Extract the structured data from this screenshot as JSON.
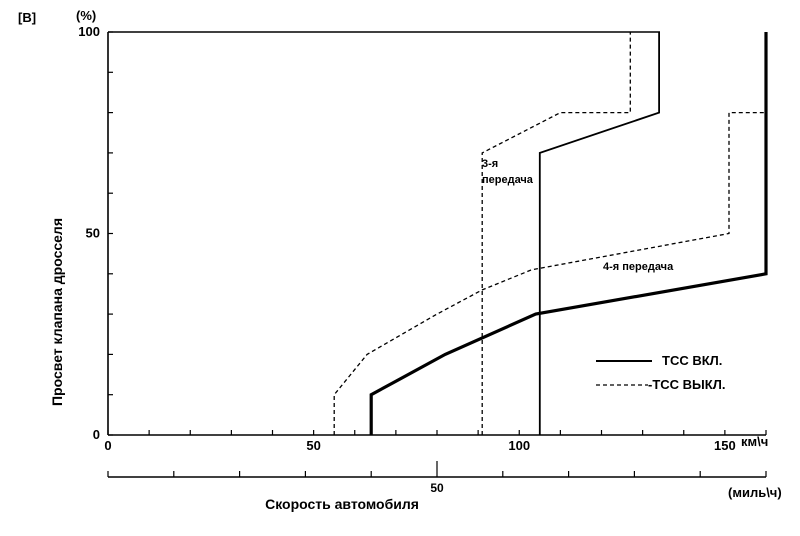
{
  "figure_label": "[B]",
  "chart_data": {
    "type": "line",
    "title": "",
    "ylabel": "Просвет клапана дросселя",
    "yunit": "(%)",
    "ylim": [
      0,
      100
    ],
    "yticks": [
      "0",
      "50",
      "100"
    ],
    "xlabel": "Скорость автомобиля",
    "xunit_kmh": "км\\ч",
    "xlim_kmh": [
      0,
      160
    ],
    "xticks_kmh": [
      "0",
      "50",
      "100",
      "150"
    ],
    "xunit_mph": "(миль\\ч)",
    "xlim_mph": [
      0,
      100
    ],
    "xticks_mph": [
      "50"
    ],
    "series": [
      {
        "name": "TCC ВКЛ.",
        "style": "solid",
        "width": "thick",
        "x": [
          64,
          64,
          82,
          104,
          160,
          160
        ],
        "y": [
          0,
          10,
          20,
          30,
          40,
          100
        ]
      },
      {
        "name": "TCC ВКЛ.",
        "style": "solid",
        "width": "normal",
        "x": [
          105,
          105,
          134,
          134
        ],
        "y": [
          0,
          70,
          80,
          100
        ]
      },
      {
        "name": "TCC ВЫКЛ.",
        "style": "dashed",
        "x": [
          55,
          55,
          63,
          80,
          91,
          103,
          151,
          151,
          160
        ],
        "y": [
          0,
          10,
          20,
          30,
          36,
          41,
          50,
          80,
          80
        ]
      },
      {
        "name": "TCC ВЫКЛ.",
        "style": "dashed",
        "x": [
          91,
          91,
          110,
          127,
          127
        ],
        "y": [
          0,
          70,
          80,
          80,
          100
        ]
      }
    ],
    "annotations": [
      "3-я\nпередача",
      "4-я передача"
    ],
    "legend": {
      "position": "bottom-right",
      "entries": [
        {
          "label": "TCC ВКЛ.",
          "style": "solid"
        },
        {
          "label": "-TCC ВЫКЛ.",
          "style": "dashed"
        }
      ]
    }
  }
}
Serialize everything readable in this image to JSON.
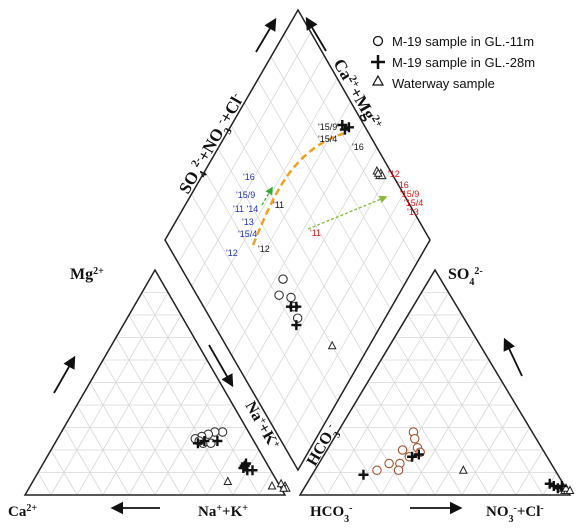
{
  "chart_data": {
    "type": "scatter",
    "subtype": "piper-diagram",
    "legend": {
      "placement": "top-right",
      "entries": [
        {
          "symbol": "circle",
          "label": "M-19 sample in GL.-11m"
        },
        {
          "symbol": "plus",
          "label": "M-19 sample in GL.-28m"
        },
        {
          "symbol": "triangle",
          "label": "Waterway sample"
        }
      ]
    },
    "axis_labels": {
      "cation_top": "Mg2+",
      "cation_left": "Ca2+",
      "cation_right": "Na++K+",
      "anion_top": "SO42-",
      "anion_left": "HCO3-",
      "anion_right": "NO3-+Cl-",
      "diamond_left": "SO42-+NO3-+Cl-",
      "diamond_right": "Ca2++Mg2+",
      "diamond_center_left": "Na++K+",
      "diamond_center_right": "HCO3-"
    },
    "year_labels": {
      "gl11": [
        "'16",
        "'15/9",
        "'13",
        "'15/4",
        "'12"
      ],
      "gl28": [
        "'11 '14",
        "'11",
        "'12",
        "'15/9",
        "'15/4",
        "'16"
      ],
      "waterway": [
        "'12",
        "'16",
        "'15/9",
        "'15/4",
        "'13",
        "'11"
      ]
    },
    "colors": {
      "gl11_label": "#2233bb",
      "waterway_label": "#dd1111",
      "trend_main": "#f0a020",
      "trend_green": "#33aa33",
      "trend_waterway": "#88bb33",
      "grid": "#d9d9d9"
    },
    "cations": {
      "gl11": [
        [
          0.62,
          0.28
        ],
        [
          0.59,
          0.28
        ],
        [
          0.57,
          0.27
        ],
        [
          0.55,
          0.26
        ],
        [
          0.53,
          0.25
        ],
        [
          0.57,
          0.23
        ],
        [
          0.55,
          0.24
        ],
        [
          0.6,
          0.23
        ]
      ],
      "gl28": [
        [
          0.57,
          0.24
        ],
        [
          0.55,
          0.23
        ],
        [
          0.62,
          0.24
        ],
        [
          0.78,
          0.13
        ],
        [
          0.78,
          0.12
        ],
        [
          0.82,
          0.11
        ],
        [
          0.78,
          0.14
        ],
        [
          0.8,
          0.11
        ]
      ],
      "waterway": [
        [
          0.75,
          0.06
        ],
        [
          0.93,
          0.04
        ],
        [
          0.96,
          0.05
        ],
        [
          0.98,
          0.04
        ],
        [
          0.99,
          0.03
        ],
        [
          0.98,
          0.03
        ]
      ]
    },
    "anions": {
      "gl11": [
        [
          0.28,
          0.28
        ],
        [
          0.3,
          0.25
        ],
        [
          0.33,
          0.21
        ],
        [
          0.3,
          0.14
        ],
        [
          0.26,
          0.14
        ],
        [
          0.23,
          0.11
        ],
        [
          0.31,
          0.11
        ],
        [
          0.35,
          0.19
        ],
        [
          0.28,
          0.2
        ],
        [
          0.32,
          0.17
        ]
      ],
      "gl28": [
        [
          0.33,
          0.17
        ],
        [
          0.35,
          0.18
        ],
        [
          0.19,
          0.09
        ],
        [
          0.9,
          0.05
        ],
        [
          0.92,
          0.04
        ],
        [
          0.94,
          0.03
        ],
        [
          0.95,
          0.04
        ]
      ],
      "waterway": [
        [
          0.55,
          0.11
        ],
        [
          0.96,
          0.03
        ],
        [
          0.97,
          0.02
        ],
        [
          0.98,
          0.02
        ],
        [
          0.97,
          0.03
        ],
        [
          0.99,
          0.02
        ]
      ]
    },
    "diamond": {
      "gl11": [
        [
          0.31,
          0.45
        ],
        [
          0.36,
          0.47
        ],
        [
          0.35,
          0.4
        ],
        [
          0.34,
          0.37
        ],
        [
          0.33,
          0.33
        ]
      ],
      "gl28": [
        [
          0.33,
          0.38
        ],
        [
          0.35,
          0.36
        ],
        [
          0.31,
          0.32
        ],
        [
          0.92,
          0.58
        ],
        [
          0.92,
          0.56
        ],
        [
          0.94,
          0.55
        ]
      ],
      "waterway": [
        [
          0.95,
          0.35
        ],
        [
          0.95,
          0.33
        ],
        [
          0.96,
          0.33
        ],
        [
          0.96,
          0.32
        ],
        [
          0.95,
          0.34
        ],
        [
          0.4,
          0.14
        ]
      ]
    }
  }
}
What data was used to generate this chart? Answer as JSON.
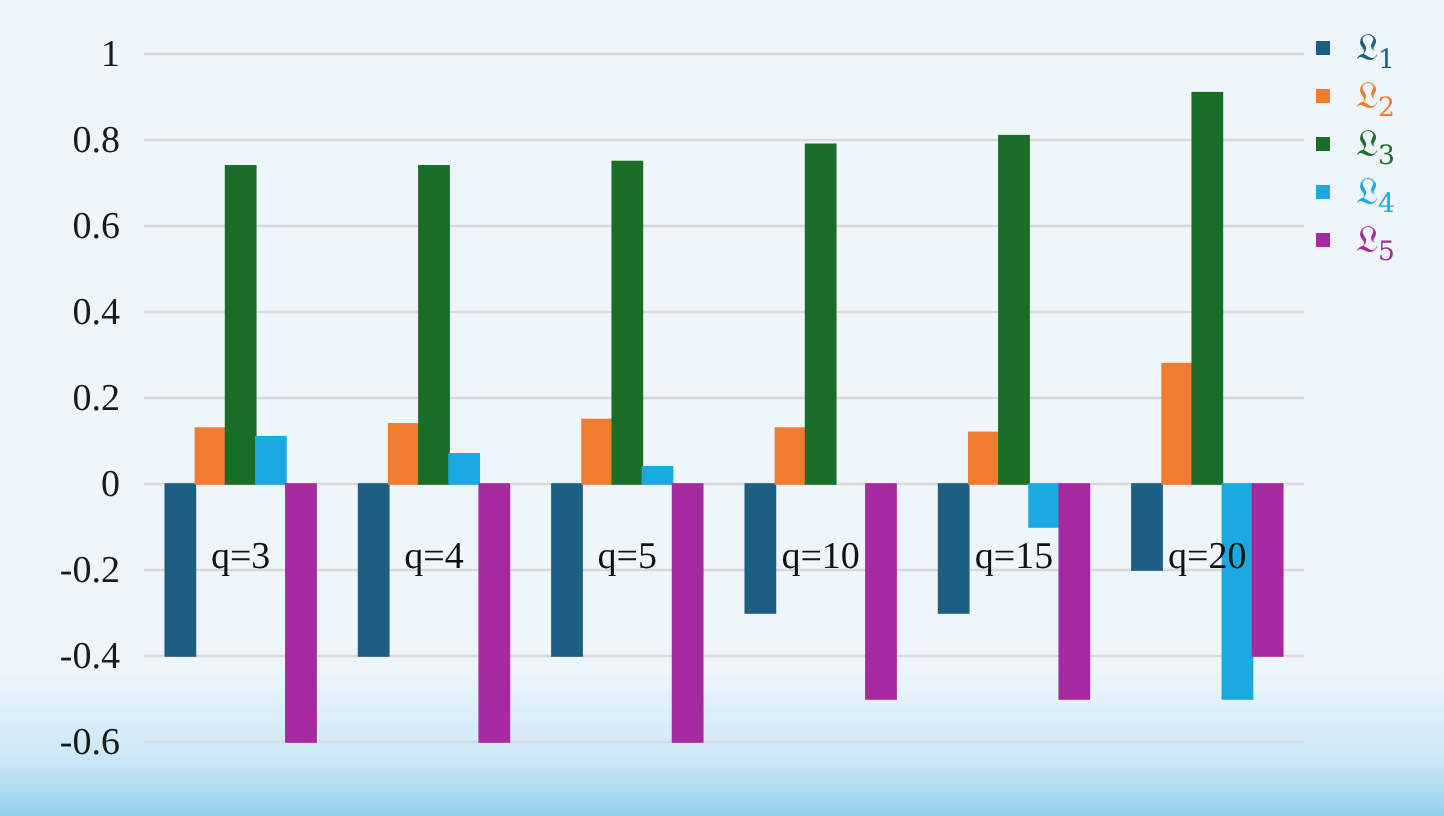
{
  "chart_data": {
    "type": "bar",
    "categories": [
      "q=3",
      "q=4",
      "q=5",
      "q=10",
      "q=15",
      "q=20"
    ],
    "series": [
      {
        "name": "𝔏$_{1}$",
        "color": "#1c5f82",
        "values": [
          -0.4,
          -0.4,
          -0.4,
          -0.3,
          -0.3,
          -0.2
        ]
      },
      {
        "name": "𝔏$_{2}$",
        "color": "#f07c30",
        "values": [
          0.13,
          0.14,
          0.15,
          0.13,
          0.12,
          0.28
        ]
      },
      {
        "name": "𝔏$_{3}$",
        "color": "#1b6e27",
        "values": [
          0.74,
          0.74,
          0.75,
          0.79,
          0.81,
          0.91
        ]
      },
      {
        "name": "𝔏$_{4}$",
        "color": "#1aa9e0",
        "values": [
          0.11,
          0.07,
          0.04,
          0,
          -0.1,
          -0.5
        ]
      },
      {
        "name": "𝔏$_{5}$",
        "color": "#a52a9f",
        "values": [
          -0.6,
          -0.6,
          -0.6,
          -0.5,
          -0.5,
          -0.4
        ]
      }
    ],
    "ylim": [
      -0.6,
      1
    ],
    "yticks": [
      -0.6,
      -0.4,
      -0.2,
      0,
      0.2,
      0.4,
      0.6,
      0.8,
      1
    ],
    "grid": "y",
    "legend": "top right"
  }
}
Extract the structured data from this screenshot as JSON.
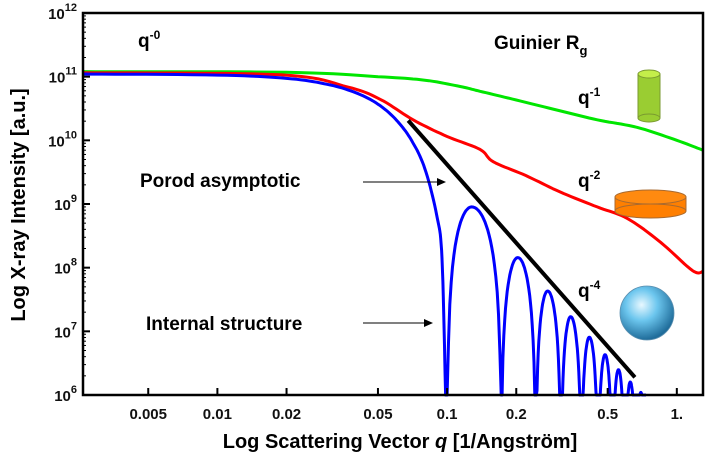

####################

• Given instruction
Write out the full listing verbatim, excluding its pictures.

• Full output
Extract the structured data from this screenshot as JSON.
{
  "figure_label": "[B]",
  "chart_data": {
    "type": "line",
    "title": "",
    "ylabel": "Просвет клапана дросселя",
    "yunit": "(%)",
    "ylim": [
      0,
      100
    ],
    "yticks": [
      "0",
      "50",
      "100"
    ],
    "xlabel": "Скорость автомобиля",
    "xunit_kmh": "км\\ч",
    "xlim_kmh": [
      0,
      160
    ],
    "xticks_kmh": [
      "0",
      "50",
      "100",
      "150"
    ],
    "xunit_mph": "(миль\\ч)",
    "xlim_mph": [
      0,
      100
    ],
    "xticks_mph": [
      "50"
    ],
    "series": [
      {
        "name": "TCC ВКЛ.",
        "style": "solid",
        "width": "thick",
        "x": [
          64,
          64,
          82,
          104,
          160,
          160
        ],
        "y": [
          0,
          10,
          20,
          30,
          40,
          100
        ]
      },
      {
        "name": "TCC ВКЛ.",
        "style": "solid",
        "width": "normal",
        "x": [
          105,
          105,
          134,
          134
        ],
        "y": [
          0,
          70,
          80,
          100
        ]
      },
      {
        "name": "TCC ВЫКЛ.",
        "style": "dashed",
        "x": [
          55,
          55,
          63,
          80,
          91,
          103,
          151,
          151,
          160
        ],
        "y": [
          0,
          10,
          20,
          30,
          36,
          41,
          50,
          80,
          80
        ]
      },
      {
        "name": "TCC ВЫКЛ.",
        "style": "dashed",
        "x": [
          91,
          91,
          110,
          127,
          127
        ],
        "y": [
          0,
          70,
          80,
          80,
          100
        ]
      }
    ],
    "annotations": [
      "3-я\nпередача",
      "4-я передача"
    ],
    "legend": {
      "position": "bottom-right",
      "entries": [
        {
          "label": "TCC ВКЛ.",
          "style": "solid"
        },
        {
          "label": "-TCC ВЫКЛ.",
          "style": "dashed"
        }
      ]
    }
  }
}
Serialize everything readable in this image to JSON.
{
  "chart_data": {
    "type": "scatter",
    "subtype": "piper-diagram",
    "legend": {
      "placement": "top-right",
      "entries": [
        {
          "symbol": "circle",
          "label": "M-19 sample in GL.-11m"
        },
        {
          "symbol": "plus",
          "label": "M-19 sample in GL.-28m"
        },
        {
          "symbol": "triangle",
          "label": "Waterway sample"
        }
      ]
    },
    "axis_labels": {
      "cation_top": "Mg2+",
      "cation_left": "Ca2+",
      "cation_right": "Na++K+",
      "anion_top": "SO42-",
      "anion_left": "HCO3-",
      "anion_right": "NO3-+Cl-",
      "diamond_left": "SO42-+NO3-+Cl-",
      "diamond_right": "Ca2++Mg2+",
      "diamond_center_left": "Na++K+",
      "diamond_center_right": "HCO3-"
    },
    "year_labels": {
      "gl11": [
        "'16",
        "'15/9",
        "'13",
        "'15/4",
        "'12"
      ],
      "gl28": [
        "'11 '14",
        "'11",
        "'12",
        "'15/9",
        "'15/4",
        "'16"
      ],
      "waterway": [
        "'12",
        "'16",
        "'15/9",
        "'15/4",
        "'13",
        "'11"
      ]
    },
    "colors": {
      "gl11_label": "#2233bb",
      "waterway_label": "#dd1111",
      "trend_main": "#f0a020",
      "trend_green": "#33aa33",
      "trend_waterway": "#88bb33",
      "grid": "#d9d9d9"
    },
    "cations": {
      "gl11": [
        [
          0.62,
          0.28
        ],
        [
          0.59,
          0.28
        ],
        [
          0.57,
          0.27
        ],
        [
          0.55,
          0.26
        ],
        [
          0.53,
          0.25
        ],
        [
          0.57,
          0.23
        ],
        [
          0.55,
          0.24
        ],
        [
          0.6,
          0.23
        ]
      ],
      "gl28": [
        [
          0.57,
          0.24
        ],
        [
          0.55,
          0.23
        ],
        [
          0.62,
          0.24
        ],
        [
          0.78,
          0.13
        ],
        [
          0.78,
          0.12
        ],
        [
          0.82,
          0.11
        ],
        [
          0.78,
          0.14
        ],
        [
          0.8,
          0.11
        ]
      ],
      "waterway": [
        [
          0.75,
          0.06
        ],
        [
          0.93,
          0.04
        ],
        [
          0.96,
          0.05
        ],
        [
          0.98,
          0.04
        ],
        [
          0.99,
          0.03
        ],
        [
          0.98,
          0.03
        ]
      ]
    },
    "anions": {
      "gl11": [
        [
          0.28,
          0.28
        ],
        [
          0.3,
          0.25
        ],
        [
          0.33,
          0.21
        ],
        [
          0.3,
          0.14
        ],
        [
          0.26,
          0.14
        ],
        [
          0.23,
          0.11
        ],
        [
          0.31,
          0.11
        ],
        [
          0.35,
          0.19
        ],
        [
          0.28,
          0.2
        ],
        [
          0.32,
          0.17
        ]
      ],
      "gl28": [
        [
          0.33,
          0.17
        ],
        [
          0.35,
          0.18
        ],
        [
          0.19,
          0.09
        ],
        [
          0.9,
          0.05
        ],
        [
          0.92,
          0.04
        ],
        [
          0.94,
          0.03
        ],
        [
          0.95,
          0.04
        ]
      ],
      "waterway": [
        [
          0.55,
          0.11
        ],
        [
          0.96,
          0.03
        ],
        [
          0.97,
          0.02
        ],
        [
          0.98,
          0.02
        ],
        [
          0.97,
          0.03
        ],
        [
          0.99,
          0.02
        ]
      ]
    },
    "diamond": {
      "gl11": [
        [
          0.31,
          0.45
        ],
        [
          0.36,
          0.47
        ],
        [
          0.35,
          0.4
        ],
        [
          0.34,
          0.37
        ],
        [
          0.33,
          0.33
        ]
      ],
      "gl28": [
        [
          0.33,
          0.38
        ],
        [
          0.35,
          0.36
        ],
        [
          0.31,
          0.32
        ],
        [
          0.92,
          0.58
        ],
        [
          0.92,
          0.56
        ],
        [
          0.94,
          0.55
        ]
      ],
      "waterway": [
        [
          0.95,
          0.35
        ],
        [
          0.95,
          0.33
        ],
        [
          0.96,
          0.33
        ],
        [
          0.96,
          0.32
        ],
        [
          0.95,
          0.34
        ],
        [
          0.4,
          0.14
        ]
      ]
    }
  }
}
What data was used to generate this chart? Answer as JSON.
{
  "chart_data": {
    "type": "bar",
    "categories": [
      "q=3",
      "q=4",
      "q=5",
      "q=10",
      "q=15",
      "q=20"
    ],
    "series": [
      {
        "name": "𝔏$_{1}$",
        "color": "#1c5f82",
        "values": [
          -0.4,
          -0.4,
          -0.4,
          -0.3,
          -0.3,
          -0.2
        ]
      },
      {
        "name": "𝔏$_{2}$",
        "color": "#f07c30",
        "values": [
          0.13,
          0.14,
          0.15,
          0.13,
          0.12,
          0.28
        ]
      },
      {
        "name": "𝔏$_{3}$",
        "color": "#1b6e27",
        "values": [
          0.74,
          0.74,
          0.75,
          0.79,
          0.81,
          0.91
        ]
      },
      {
        "name": "𝔏$_{4}$",
        "color": "#1aa9e0",
        "values": [
          0.11,
          0.07,
          0.04,
          0,
          -0.1,
          -0.5
        ]
      },
      {
        "name": "𝔏$_{5}$",
        "color": "#a52a9f",
        "values": [
          -0.6,
          -0.6,
          -0.6,
          -0.5,
          -0.5,
          -0.4
        ]
      }
    ],
    "ylim": [
      -0.6,
      1
    ],
    "yticks": [
      -0.6,
      -0.4,
      -0.2,
      0,
      0.2,
      0.4,
      0.6,
      0.8,
      1
    ],
    "grid": "y",
    "legend": "top right"
  }
}
Extract the structured data from this screenshot as JSON.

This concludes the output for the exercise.